• _PROBLEM_:
Set down each entry from the block beneath, exactly as written.

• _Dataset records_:
'''
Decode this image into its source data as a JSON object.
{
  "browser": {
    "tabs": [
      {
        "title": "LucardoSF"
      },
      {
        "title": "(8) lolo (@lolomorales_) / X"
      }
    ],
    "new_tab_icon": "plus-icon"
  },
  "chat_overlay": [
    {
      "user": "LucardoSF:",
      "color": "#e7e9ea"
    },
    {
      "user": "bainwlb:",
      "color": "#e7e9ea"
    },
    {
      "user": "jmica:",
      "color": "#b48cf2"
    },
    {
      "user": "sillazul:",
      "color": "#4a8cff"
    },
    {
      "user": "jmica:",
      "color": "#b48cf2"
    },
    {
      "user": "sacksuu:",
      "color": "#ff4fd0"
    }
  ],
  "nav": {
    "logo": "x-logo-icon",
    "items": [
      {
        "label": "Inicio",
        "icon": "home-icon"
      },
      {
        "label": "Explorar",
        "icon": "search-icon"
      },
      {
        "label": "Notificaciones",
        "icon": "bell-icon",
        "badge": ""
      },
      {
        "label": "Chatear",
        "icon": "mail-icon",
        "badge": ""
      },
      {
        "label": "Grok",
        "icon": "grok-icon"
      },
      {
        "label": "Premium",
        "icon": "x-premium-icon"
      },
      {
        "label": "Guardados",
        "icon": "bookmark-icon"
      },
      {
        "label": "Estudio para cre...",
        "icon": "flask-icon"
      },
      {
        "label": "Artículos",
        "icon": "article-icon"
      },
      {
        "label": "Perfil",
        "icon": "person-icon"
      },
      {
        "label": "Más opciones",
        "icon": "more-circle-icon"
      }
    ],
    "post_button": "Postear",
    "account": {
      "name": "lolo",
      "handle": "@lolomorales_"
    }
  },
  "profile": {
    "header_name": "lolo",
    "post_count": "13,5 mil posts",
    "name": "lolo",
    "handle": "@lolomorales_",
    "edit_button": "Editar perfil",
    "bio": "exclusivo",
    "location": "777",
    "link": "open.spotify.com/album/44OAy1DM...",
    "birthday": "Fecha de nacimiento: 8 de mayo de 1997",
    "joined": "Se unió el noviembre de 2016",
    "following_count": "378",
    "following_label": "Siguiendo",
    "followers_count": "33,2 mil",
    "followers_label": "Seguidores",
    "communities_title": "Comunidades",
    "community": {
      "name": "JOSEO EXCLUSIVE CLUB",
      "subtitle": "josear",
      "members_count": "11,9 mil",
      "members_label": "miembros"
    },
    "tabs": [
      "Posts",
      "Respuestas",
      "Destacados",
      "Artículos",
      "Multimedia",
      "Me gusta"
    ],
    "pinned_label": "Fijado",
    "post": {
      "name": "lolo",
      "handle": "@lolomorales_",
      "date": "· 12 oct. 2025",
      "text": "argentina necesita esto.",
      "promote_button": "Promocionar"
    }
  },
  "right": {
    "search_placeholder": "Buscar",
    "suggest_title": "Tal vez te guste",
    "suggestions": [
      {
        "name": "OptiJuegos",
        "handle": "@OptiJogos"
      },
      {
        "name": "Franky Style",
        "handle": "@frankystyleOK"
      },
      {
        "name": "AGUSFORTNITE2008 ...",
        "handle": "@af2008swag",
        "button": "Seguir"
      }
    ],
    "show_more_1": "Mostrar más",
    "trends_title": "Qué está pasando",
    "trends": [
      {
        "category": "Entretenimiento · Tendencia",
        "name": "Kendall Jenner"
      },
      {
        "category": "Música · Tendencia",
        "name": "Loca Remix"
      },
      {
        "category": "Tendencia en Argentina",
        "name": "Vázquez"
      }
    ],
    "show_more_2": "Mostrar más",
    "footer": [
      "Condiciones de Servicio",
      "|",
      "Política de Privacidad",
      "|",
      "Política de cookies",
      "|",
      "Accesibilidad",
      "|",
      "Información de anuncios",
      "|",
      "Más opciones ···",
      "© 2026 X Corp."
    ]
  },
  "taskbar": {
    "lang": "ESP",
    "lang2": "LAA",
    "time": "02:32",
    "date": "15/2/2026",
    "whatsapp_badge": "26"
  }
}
'''
• _TASK SOLUTION_:
Decode this image into its source data as a JSON object.
{
  "browser": {
    "tabs": [
      {
        "title": "LucardoSF"
      },
      {
        "title": "(8) lolo (@lolomorales_) / X"
      }
    ],
    "new_tab_icon": "plus-icon"
  },
  "chat_overlay": [
    {
      "user": "LucardoSF:",
      "color": "#e7e9ea"
    },
    {
      "user": "bainwlb:",
      "color": "#e7e9ea"
    },
    {
      "user": "jmica:",
      "color": "#b48cf2"
    },
    {
      "user": "sillazul:",
      "color": "#4a8cff"
    },
    {
      "user": "jmica:",
      "color": "#b48cf2"
    },
    {
      "user": "sacksuu:",
      "color": "#ff4fd0"
    }
  ],
  "nav": {
    "logo": "x-logo-icon",
    "items": [
      {
        "label": "Inicio",
        "icon": "home-icon"
      },
      {
        "label": "Explorar",
        "icon": "search-icon"
      },
      {
        "label": "Notificaciones",
        "icon": "bell-icon",
        "badge": ""
      },
      {
        "label": "Chatear",
        "icon": "mail-icon",
        "badge": ""
      },
      {
        "label": "Grok",
        "icon": "grok-icon"
      },
      {
        "label": "Premium",
        "icon": "x-premium-icon"
      },
      {
        "label": "Guardados",
        "icon": "bookmark-icon"
      },
      {
        "label": "Estudio para cre...",
        "icon": "flask-icon"
      },
      {
        "label": "Artículos",
        "icon": "article-icon"
      },
      {
        "label": "Perfil",
        "icon": "person-icon"
      },
      {
        "label": "Más opciones",
        "icon": "more-circle-icon"
      }
    ],
    "post_button": "Postear",
    "account": {
      "name": "lolo",
      "handle": "@lolomorales_"
    }
  },
  "profile": {
    "header_name": "lolo",
    "post_count": "13,5 mil posts",
    "name": "lolo",
    "handle": "@lolomorales_",
    "edit_button": "Editar perfil",
    "bio": "exclusivo",
    "location": "777",
    "link": "open.spotify.com/album/44OAy1DM...",
    "birthday": "Fecha de nacimiento: 8 de mayo de 1997",
    "joined": "Se unió el noviembre de 2016",
    "following_count": "378",
    "following_label": "Siguiendo",
    "followers_count": "33,2 mil",
    "followers_label": "Seguidores",
    "communities_title": "Comunidades",
    "community": {
      "name": "JOSEO EXCLUSIVE CLUB",
      "subtitle": "josear",
      "members_count": "11,9 mil",
      "members_label": "miembros"
    },
    "tabs": [
      "Posts",
      "Respuestas",
      "Destacados",
      "Artículos",
      "Multimedia",
      "Me gusta"
    ],
    "pinned_label": "Fijado",
    "post": {
      "name": "lolo",
      "handle": "@lolomorales_",
      "date": "· 12 oct. 2025",
      "text": "argentina necesita esto.",
      "promote_button": "Promocionar"
    }
  },
  "right": {
    "search_placeholder": "Buscar",
    "suggest_title": "Tal vez te guste",
    "suggestions": [
      {
        "name": "OptiJuegos",
        "handle": "@OptiJogos"
      },
      {
        "name": "Franky Style",
        "handle": "@frankystyleOK"
      },
      {
        "name": "AGUSFORTNITE2008 ...",
        "handle": "@af2008swag",
        "button": "Seguir"
      }
    ],
    "show_more_1": "Mostrar más",
    "trends_title": "Qué está pasando",
    "trends": [
      {
        "category": "Entretenimiento · Tendencia",
        "name": "Kendall Jenner"
      },
      {
        "category": "Música · Tendencia",
        "name": "Loca Remix"
      },
      {
        "category": "Tendencia en Argentina",
        "name": "Vázquez"
      }
    ],
    "show_more_2": "Mostrar más",
    "footer": [
      "Condiciones de Servicio",
      "|",
      "Política de Privacidad",
      "|",
      "Política de cookies",
      "|",
      "Accesibilidad",
      "|",
      "Información de anuncios",
      "|",
      "Más opciones ···",
      "© 2026 X Corp."
    ]
  },
  "taskbar": {
    "lang": "ESP",
    "lang2": "LAA",
    "time": "02:32",
    "date": "15/2/2026",
    "whatsapp_badge": "26"
  }
}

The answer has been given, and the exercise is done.